## EXERCISE DATA

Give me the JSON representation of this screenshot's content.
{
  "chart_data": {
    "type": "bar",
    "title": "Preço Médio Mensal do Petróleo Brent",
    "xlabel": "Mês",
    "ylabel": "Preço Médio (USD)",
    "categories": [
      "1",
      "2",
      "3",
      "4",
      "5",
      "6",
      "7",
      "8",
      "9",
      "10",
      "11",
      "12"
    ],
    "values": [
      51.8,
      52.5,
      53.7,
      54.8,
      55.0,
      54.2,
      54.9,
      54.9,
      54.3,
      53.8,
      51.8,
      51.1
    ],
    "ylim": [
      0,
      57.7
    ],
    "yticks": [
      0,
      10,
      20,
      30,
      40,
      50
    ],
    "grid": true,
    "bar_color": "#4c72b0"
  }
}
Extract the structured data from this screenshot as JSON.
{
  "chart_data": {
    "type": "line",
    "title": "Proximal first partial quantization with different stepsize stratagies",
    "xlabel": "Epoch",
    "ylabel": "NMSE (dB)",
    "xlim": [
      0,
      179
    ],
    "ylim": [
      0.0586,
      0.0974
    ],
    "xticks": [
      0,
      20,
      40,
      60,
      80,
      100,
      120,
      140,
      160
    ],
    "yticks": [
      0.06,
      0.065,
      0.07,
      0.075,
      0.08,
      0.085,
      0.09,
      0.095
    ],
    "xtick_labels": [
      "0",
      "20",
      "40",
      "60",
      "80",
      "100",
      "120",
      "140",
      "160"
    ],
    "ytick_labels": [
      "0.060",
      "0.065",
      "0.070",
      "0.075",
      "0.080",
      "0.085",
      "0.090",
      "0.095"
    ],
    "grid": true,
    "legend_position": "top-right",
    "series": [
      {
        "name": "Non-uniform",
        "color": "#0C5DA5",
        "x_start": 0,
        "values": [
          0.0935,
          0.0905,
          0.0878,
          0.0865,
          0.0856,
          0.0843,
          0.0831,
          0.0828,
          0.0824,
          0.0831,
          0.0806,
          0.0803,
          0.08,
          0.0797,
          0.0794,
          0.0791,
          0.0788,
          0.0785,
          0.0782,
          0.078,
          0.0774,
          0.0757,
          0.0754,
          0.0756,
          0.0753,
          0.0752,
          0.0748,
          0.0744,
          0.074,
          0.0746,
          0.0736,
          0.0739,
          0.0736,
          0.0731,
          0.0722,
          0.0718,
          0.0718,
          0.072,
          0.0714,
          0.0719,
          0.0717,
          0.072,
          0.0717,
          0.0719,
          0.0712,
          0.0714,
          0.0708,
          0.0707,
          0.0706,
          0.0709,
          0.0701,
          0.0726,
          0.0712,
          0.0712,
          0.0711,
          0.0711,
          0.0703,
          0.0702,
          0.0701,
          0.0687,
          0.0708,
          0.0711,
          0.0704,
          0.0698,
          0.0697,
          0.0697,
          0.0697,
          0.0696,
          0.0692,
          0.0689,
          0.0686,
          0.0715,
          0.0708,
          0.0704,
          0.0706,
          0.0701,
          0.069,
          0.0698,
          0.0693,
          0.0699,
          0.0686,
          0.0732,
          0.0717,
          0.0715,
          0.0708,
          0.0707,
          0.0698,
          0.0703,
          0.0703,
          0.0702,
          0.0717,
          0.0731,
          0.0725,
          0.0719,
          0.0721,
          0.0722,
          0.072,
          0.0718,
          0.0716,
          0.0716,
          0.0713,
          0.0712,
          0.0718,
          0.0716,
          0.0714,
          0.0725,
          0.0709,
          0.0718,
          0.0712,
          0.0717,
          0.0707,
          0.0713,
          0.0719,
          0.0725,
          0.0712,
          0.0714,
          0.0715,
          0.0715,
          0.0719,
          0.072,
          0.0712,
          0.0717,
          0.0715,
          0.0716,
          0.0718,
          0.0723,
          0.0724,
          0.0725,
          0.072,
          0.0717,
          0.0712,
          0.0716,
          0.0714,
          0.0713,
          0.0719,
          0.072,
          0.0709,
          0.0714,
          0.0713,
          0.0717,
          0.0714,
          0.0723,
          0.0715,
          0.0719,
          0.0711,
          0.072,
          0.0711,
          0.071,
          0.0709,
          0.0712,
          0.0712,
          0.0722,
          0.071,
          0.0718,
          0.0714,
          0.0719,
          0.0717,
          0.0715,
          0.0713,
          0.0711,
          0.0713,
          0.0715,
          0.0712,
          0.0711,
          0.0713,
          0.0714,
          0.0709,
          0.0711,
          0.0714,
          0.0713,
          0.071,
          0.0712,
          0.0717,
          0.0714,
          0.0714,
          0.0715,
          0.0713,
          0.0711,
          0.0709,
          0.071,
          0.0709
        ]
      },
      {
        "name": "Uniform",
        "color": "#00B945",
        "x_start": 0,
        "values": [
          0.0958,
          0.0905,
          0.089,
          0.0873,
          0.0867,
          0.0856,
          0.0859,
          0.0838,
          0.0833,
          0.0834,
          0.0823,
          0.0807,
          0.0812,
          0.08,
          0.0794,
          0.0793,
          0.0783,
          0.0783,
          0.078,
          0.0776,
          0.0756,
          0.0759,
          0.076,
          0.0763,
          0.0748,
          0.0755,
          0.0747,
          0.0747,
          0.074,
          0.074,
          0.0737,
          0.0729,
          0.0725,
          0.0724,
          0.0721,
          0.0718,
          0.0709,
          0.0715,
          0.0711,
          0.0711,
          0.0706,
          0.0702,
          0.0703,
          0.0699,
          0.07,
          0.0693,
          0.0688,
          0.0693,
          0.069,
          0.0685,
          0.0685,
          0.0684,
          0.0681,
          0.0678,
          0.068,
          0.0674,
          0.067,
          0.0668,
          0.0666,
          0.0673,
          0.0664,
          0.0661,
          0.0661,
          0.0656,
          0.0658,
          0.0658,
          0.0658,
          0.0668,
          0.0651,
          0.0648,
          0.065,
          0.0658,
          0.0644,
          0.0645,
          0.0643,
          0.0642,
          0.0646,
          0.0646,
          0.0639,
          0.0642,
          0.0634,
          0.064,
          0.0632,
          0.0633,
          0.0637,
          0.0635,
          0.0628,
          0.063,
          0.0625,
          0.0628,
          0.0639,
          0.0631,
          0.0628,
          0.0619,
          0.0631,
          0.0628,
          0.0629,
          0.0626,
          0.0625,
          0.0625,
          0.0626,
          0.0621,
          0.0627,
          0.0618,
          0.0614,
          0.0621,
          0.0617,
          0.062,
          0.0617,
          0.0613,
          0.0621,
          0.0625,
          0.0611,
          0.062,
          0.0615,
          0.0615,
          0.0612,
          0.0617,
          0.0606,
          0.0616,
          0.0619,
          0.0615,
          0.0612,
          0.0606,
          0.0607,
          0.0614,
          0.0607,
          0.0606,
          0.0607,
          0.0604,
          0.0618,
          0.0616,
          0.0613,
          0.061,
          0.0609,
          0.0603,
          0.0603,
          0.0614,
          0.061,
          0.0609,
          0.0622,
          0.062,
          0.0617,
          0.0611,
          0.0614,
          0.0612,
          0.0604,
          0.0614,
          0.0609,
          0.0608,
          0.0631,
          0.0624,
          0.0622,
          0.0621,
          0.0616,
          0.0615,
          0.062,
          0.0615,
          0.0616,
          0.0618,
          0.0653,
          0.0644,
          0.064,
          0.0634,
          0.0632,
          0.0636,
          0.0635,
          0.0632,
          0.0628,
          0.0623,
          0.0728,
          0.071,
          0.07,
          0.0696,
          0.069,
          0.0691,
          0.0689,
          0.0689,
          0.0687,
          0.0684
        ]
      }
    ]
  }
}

## WORK TO BE COMPLETED
Recopy the whole listing exactly.

## OUTPUT
Give me the JSON representation of this screenshot's content.
{
  "chart_data": {
    "type": "bar",
    "title": "Preço Médio Mensal do Petróleo Brent",
    "xlabel": "Mês",
    "ylabel": "Preço Médio (USD)",
    "categories": [
      "1",
      "2",
      "3",
      "4",
      "5",
      "6",
      "7",
      "8",
      "9",
      "10",
      "11",
      "12"
    ],
    "values": [
      51.8,
      52.5,
      53.7,
      54.8,
      55.0,
      54.2,
      54.9,
      54.9,
      54.3,
      53.8,
      51.8,
      51.1
    ],
    "ylim": [
      0,
      57.7
    ],
    "yticks": [
      0,
      10,
      20,
      30,
      40,
      50
    ],
    "grid": true,
    "bar_color": "#4c72b0"
  }
}
Extract the structured data from this screenshot as JSON.
{
  "chart_data": {
    "type": "line",
    "title": "Proximal first partial quantization with different stepsize stratagies",
    "xlabel": "Epoch",
    "ylabel": "NMSE (dB)",
    "xlim": [
      0,
      179
    ],
    "ylim": [
      0.0586,
      0.0974
    ],
    "xticks": [
      0,
      20,
      40,
      60,
      80,
      100,
      120,
      140,
      160
    ],
    "yticks": [
      0.06,
      0.065,
      0.07,
      0.075,
      0.08,
      0.085,
      0.09,
      0.095
    ],
    "xtick_labels": [
      "0",
      "20",
      "40",
      "60",
      "80",
      "100",
      "120",
      "140",
      "160"
    ],
    "ytick_labels": [
      "0.060",
      "0.065",
      "0.070",
      "0.075",
      "0.080",
      "0.085",
      "0.090",
      "0.095"
    ],
    "grid": true,
    "legend_position": "top-right",
    "series": [
      {
        "name": "Non-uniform",
        "color": "#0C5DA5",
        "x_start": 0,
        "values": [
          0.0935,
          0.0905,
          0.0878,
          0.0865,
          0.0856,
          0.0843,
          0.0831,
          0.0828,
          0.0824,
          0.0831,
          0.0806,
          0.0803,
          0.08,
          0.0797,
          0.0794,
          0.0791,
          0.0788,
          0.0785,
          0.0782,
          0.078,
          0.0774,
          0.0757,
          0.0754,
          0.0756,
          0.0753,
          0.0752,
          0.0748,
          0.0744,
          0.074,
          0.0746,
          0.0736,
          0.0739,
          0.0736,
          0.0731,
          0.0722,
          0.0718,
          0.0718,
          0.072,
          0.0714,
          0.0719,
          0.0717,
          0.072,
          0.0717,
          0.0719,
          0.0712,
          0.0714,
          0.0708,
          0.0707,
          0.0706,
          0.0709,
          0.0701,
          0.0726,
          0.0712,
          0.0712,
          0.0711,
          0.0711,
          0.0703,
          0.0702,
          0.0701,
          0.0687,
          0.0708,
          0.0711,
          0.0704,
          0.0698,
          0.0697,
          0.0697,
          0.0697,
          0.0696,
          0.0692,
          0.0689,
          0.0686,
          0.0715,
          0.0708,
          0.0704,
          0.0706,
          0.0701,
          0.069,
          0.0698,
          0.0693,
          0.0699,
          0.0686,
          0.0732,
          0.0717,
          0.0715,
          0.0708,
          0.0707,
          0.0698,
          0.0703,
          0.0703,
          0.0702,
          0.0717,
          0.0731,
          0.0725,
          0.0719,
          0.0721,
          0.0722,
          0.072,
          0.0718,
          0.0716,
          0.0716,
          0.0713,
          0.0712,
          0.0718,
          0.0716,
          0.0714,
          0.0725,
          0.0709,
          0.0718,
          0.0712,
          0.0717,
          0.0707,
          0.0713,
          0.0719,
          0.0725,
          0.0712,
          0.0714,
          0.0715,
          0.0715,
          0.0719,
          0.072,
          0.0712,
          0.0717,
          0.0715,
          0.0716,
          0.0718,
          0.0723,
          0.0724,
          0.0725,
          0.072,
          0.0717,
          0.0712,
          0.0716,
          0.0714,
          0.0713,
          0.0719,
          0.072,
          0.0709,
          0.0714,
          0.0713,
          0.0717,
          0.0714,
          0.0723,
          0.0715,
          0.0719,
          0.0711,
          0.072,
          0.0711,
          0.071,
          0.0709,
          0.0712,
          0.0712,
          0.0722,
          0.071,
          0.0718,
          0.0714,
          0.0719,
          0.0717,
          0.0715,
          0.0713,
          0.0711,
          0.0713,
          0.0715,
          0.0712,
          0.0711,
          0.0713,
          0.0714,
          0.0709,
          0.0711,
          0.0714,
          0.0713,
          0.071,
          0.0712,
          0.0717,
          0.0714,
          0.0714,
          0.0715,
          0.0713,
          0.0711,
          0.0709,
          0.071,
          0.0709
        ]
      },
      {
        "name": "Uniform",
        "color": "#00B945",
        "x_start": 0,
        "values": [
          0.0958,
          0.0905,
          0.089,
          0.0873,
          0.0867,
          0.0856,
          0.0859,
          0.0838,
          0.0833,
          0.0834,
          0.0823,
          0.0807,
          0.0812,
          0.08,
          0.0794,
          0.0793,
          0.0783,
          0.0783,
          0.078,
          0.0776,
          0.0756,
          0.0759,
          0.076,
          0.0763,
          0.0748,
          0.0755,
          0.0747,
          0.0747,
          0.074,
          0.074,
          0.0737,
          0.0729,
          0.0725,
          0.0724,
          0.0721,
          0.0718,
          0.0709,
          0.0715,
          0.0711,
          0.0711,
          0.0706,
          0.0702,
          0.0703,
          0.0699,
          0.07,
          0.0693,
          0.0688,
          0.0693,
          0.069,
          0.0685,
          0.0685,
          0.0684,
          0.0681,
          0.0678,
          0.068,
          0.0674,
          0.067,
          0.0668,
          0.0666,
          0.0673,
          0.0664,
          0.0661,
          0.0661,
          0.0656,
          0.0658,
          0.0658,
          0.0658,
          0.0668,
          0.0651,
          0.0648,
          0.065,
          0.0658,
          0.0644,
          0.0645,
          0.0643,
          0.0642,
          0.0646,
          0.0646,
          0.0639,
          0.0642,
          0.0634,
          0.064,
          0.0632,
          0.0633,
          0.0637,
          0.0635,
          0.0628,
          0.063,
          0.0625,
          0.0628,
          0.0639,
          0.0631,
          0.0628,
          0.0619,
          0.0631,
          0.0628,
          0.0629,
          0.0626,
          0.0625,
          0.0625,
          0.0626,
          0.0621,
          0.0627,
          0.0618,
          0.0614,
          0.0621,
          0.0617,
          0.062,
          0.0617,
          0.0613,
          0.0621,
          0.0625,
          0.0611,
          0.062,
          0.0615,
          0.0615,
          0.0612,
          0.0617,
          0.0606,
          0.0616,
          0.0619,
          0.0615,
          0.0612,
          0.0606,
          0.0607,
          0.0614,
          0.0607,
          0.0606,
          0.0607,
          0.0604,
          0.0618,
          0.0616,
          0.0613,
          0.061,
          0.0609,
          0.0603,
          0.0603,
          0.0614,
          0.061,
          0.0609,
          0.0622,
          0.062,
          0.0617,
          0.0611,
          0.0614,
          0.0612,
          0.0604,
          0.0614,
          0.0609,
          0.0608,
          0.0631,
          0.0624,
          0.0622,
          0.0621,
          0.0616,
          0.0615,
          0.062,
          0.0615,
          0.0616,
          0.0618,
          0.0653,
          0.0644,
          0.064,
          0.0634,
          0.0632,
          0.0636,
          0.0635,
          0.0632,
          0.0628,
          0.0623,
          0.0728,
          0.071,
          0.07,
          0.0696,
          0.069,
          0.0691,
          0.0689,
          0.0689,
          0.0687,
          0.0684
        ]
      }
    ]
  }
}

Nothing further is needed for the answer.